> **Exercise**:
Pick out the lines below that include the string "aşağıdakilerden".

> **Records for this task**:
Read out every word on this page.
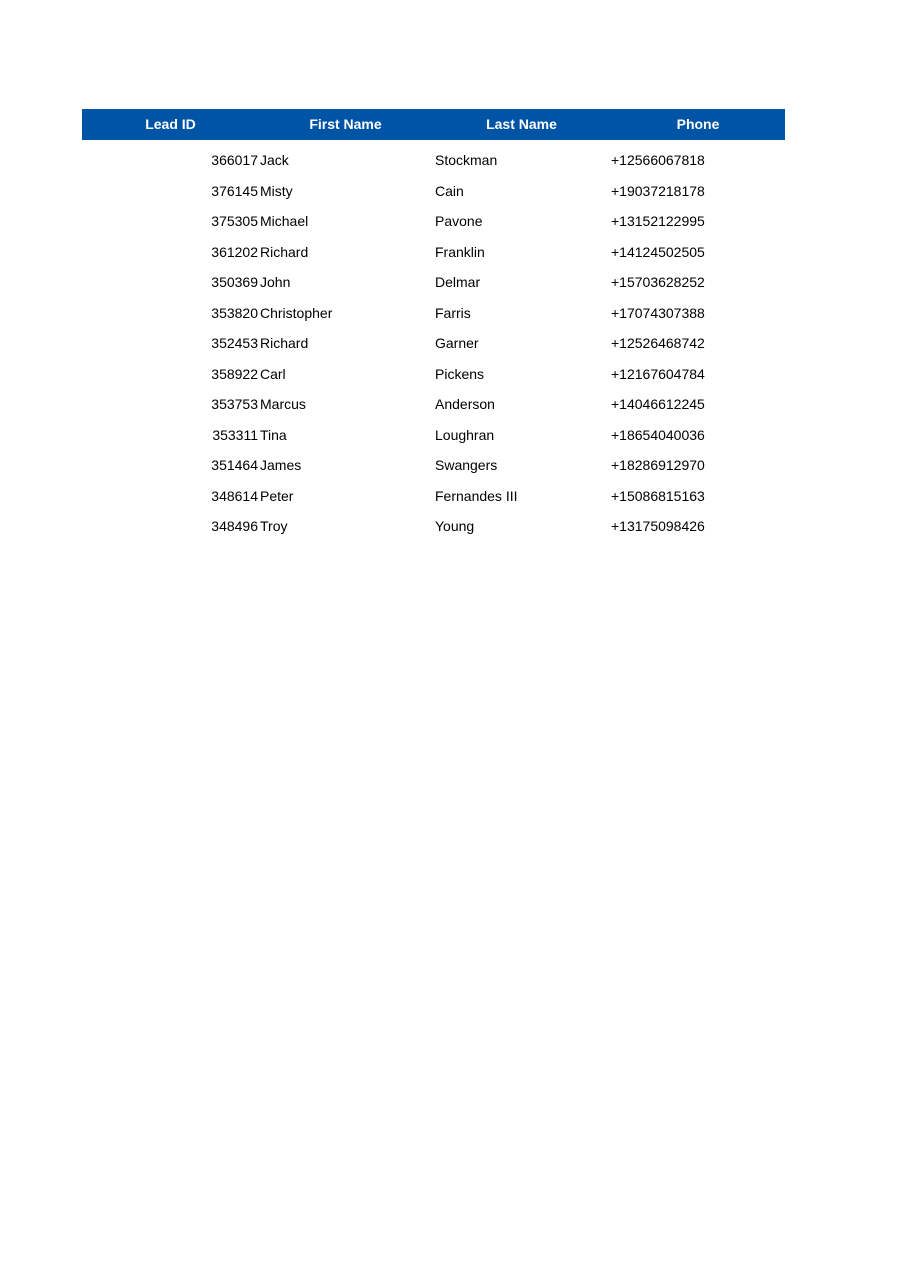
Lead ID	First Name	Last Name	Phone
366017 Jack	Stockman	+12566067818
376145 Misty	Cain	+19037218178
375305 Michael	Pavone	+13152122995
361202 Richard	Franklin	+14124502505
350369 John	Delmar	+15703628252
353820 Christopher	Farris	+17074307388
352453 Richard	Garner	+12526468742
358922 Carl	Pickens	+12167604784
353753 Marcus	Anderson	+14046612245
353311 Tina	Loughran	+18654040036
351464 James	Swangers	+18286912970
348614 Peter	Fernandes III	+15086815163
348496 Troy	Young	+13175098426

--

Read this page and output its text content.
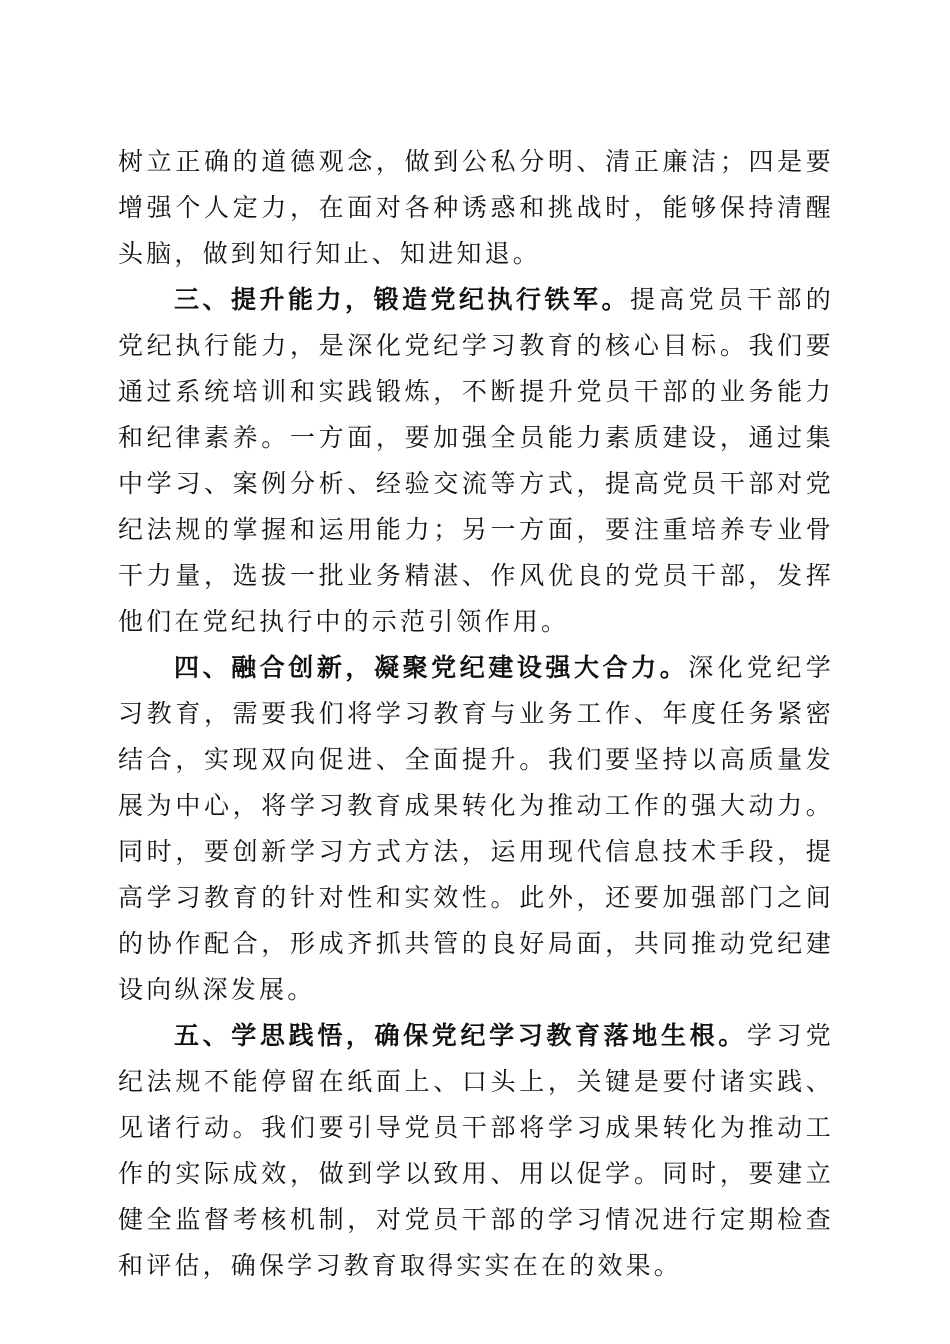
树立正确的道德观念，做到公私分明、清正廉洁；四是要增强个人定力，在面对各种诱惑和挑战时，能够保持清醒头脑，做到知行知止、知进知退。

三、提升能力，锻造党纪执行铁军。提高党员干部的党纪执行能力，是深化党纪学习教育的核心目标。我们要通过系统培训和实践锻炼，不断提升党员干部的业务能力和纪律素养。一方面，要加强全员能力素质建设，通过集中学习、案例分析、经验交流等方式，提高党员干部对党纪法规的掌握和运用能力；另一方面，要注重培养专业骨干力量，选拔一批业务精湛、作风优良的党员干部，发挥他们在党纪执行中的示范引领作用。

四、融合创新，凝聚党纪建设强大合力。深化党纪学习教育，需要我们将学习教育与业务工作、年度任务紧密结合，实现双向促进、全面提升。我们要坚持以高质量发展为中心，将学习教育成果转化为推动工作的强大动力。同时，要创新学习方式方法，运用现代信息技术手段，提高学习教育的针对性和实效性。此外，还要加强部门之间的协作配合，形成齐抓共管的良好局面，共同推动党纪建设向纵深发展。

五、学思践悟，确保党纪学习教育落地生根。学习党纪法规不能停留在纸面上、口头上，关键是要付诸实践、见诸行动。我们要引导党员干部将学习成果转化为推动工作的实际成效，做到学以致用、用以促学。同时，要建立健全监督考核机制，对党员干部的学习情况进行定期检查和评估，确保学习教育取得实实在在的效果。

* * *

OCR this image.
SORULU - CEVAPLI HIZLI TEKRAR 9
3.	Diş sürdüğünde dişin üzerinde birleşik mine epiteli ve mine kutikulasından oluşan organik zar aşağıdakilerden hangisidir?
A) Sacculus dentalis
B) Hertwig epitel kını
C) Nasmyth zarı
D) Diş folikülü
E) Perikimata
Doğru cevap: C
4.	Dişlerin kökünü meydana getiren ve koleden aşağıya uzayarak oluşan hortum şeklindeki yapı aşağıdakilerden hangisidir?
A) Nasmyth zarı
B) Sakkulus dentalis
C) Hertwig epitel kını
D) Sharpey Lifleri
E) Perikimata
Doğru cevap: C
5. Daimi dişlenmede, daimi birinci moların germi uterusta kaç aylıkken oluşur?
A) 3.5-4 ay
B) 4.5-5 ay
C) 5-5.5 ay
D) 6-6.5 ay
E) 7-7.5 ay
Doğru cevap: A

> **The response**:
3.	Diş sürdüğünde dişin üzerinde birleşik mine epiteli ve mine kutikulasından oluşan organik zar aşağıdakilerden hangisidir?
4.	Dişlerin kökünü meydana getiren ve koleden aşağıya uzayarak oluşan hortum şeklindeki yapı aşağıdakilerden hangisidir?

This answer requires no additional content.